> _Work required_: For each statement, decide whether it agrees with the case summary and answer yes or no, quoting the words of the summary that decide it. 1. Stubblefield was convicted of seven completed bank robberies. 2. Witnesses described the robber as having a raspy voice. 3. The indictment came 31 days after the complaint.

> _Excerpted passage_:
════════════════════

United States v. Stubblefield
395 U.S. App. D.C. 377
D.C. Cir.2011Background
- Stubblefield was convicted of six bank robberies and one attempted bank robbery in 2008 in the Washington, D.C. area based largely on eyewitness identifications.
- Witnesses described the robber as a very short African-American male with facial indentations and a raspy voice across multiple incidents.
- The government also introduced evidence of an uncharged Virginia bank robbery to identify the robber's identity.
- Stubblefield challenged fingerprint analysis and argued eyewitness identifications were unreliable; the defense presented alternative descriptions from some witnesses.
- The indictment followed a May 13, 2008 complaint; 31 days elapsed until the June 13, 2008 indictment, with May 23 excluded as a pretrial-motion delay.

════════════════════

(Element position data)
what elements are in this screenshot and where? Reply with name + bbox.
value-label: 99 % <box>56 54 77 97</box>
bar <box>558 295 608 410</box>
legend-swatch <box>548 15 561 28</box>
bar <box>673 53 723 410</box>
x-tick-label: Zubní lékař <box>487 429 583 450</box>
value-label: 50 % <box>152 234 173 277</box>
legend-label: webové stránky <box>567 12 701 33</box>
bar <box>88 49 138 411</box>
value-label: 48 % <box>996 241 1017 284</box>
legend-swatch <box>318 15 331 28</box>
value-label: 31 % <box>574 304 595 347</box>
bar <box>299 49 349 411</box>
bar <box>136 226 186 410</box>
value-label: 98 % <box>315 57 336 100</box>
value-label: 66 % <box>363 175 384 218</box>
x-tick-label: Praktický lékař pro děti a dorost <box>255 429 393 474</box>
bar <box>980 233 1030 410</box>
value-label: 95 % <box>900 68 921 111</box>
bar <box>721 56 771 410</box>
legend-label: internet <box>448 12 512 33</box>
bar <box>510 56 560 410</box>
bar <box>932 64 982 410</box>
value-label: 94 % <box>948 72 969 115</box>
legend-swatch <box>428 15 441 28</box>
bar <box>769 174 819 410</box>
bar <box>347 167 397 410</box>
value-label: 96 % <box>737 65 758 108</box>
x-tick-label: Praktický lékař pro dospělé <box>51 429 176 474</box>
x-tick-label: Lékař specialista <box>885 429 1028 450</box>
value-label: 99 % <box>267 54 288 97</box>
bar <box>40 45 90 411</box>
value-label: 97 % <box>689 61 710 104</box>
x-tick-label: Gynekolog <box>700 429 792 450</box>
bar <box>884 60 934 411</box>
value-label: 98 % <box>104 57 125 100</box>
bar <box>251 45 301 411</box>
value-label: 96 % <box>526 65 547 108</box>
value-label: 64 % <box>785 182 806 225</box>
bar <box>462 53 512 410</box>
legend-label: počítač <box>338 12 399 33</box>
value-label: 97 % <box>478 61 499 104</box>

════════════════════

> _Completed exercise_:
1. No: "six bank robberies and one attempted bank robbery"
2. Yes: "a very short African-American male with facial indentations and a raspy voice"
3. Yes: "31 days elapsed until the June 13, 2008 indictment"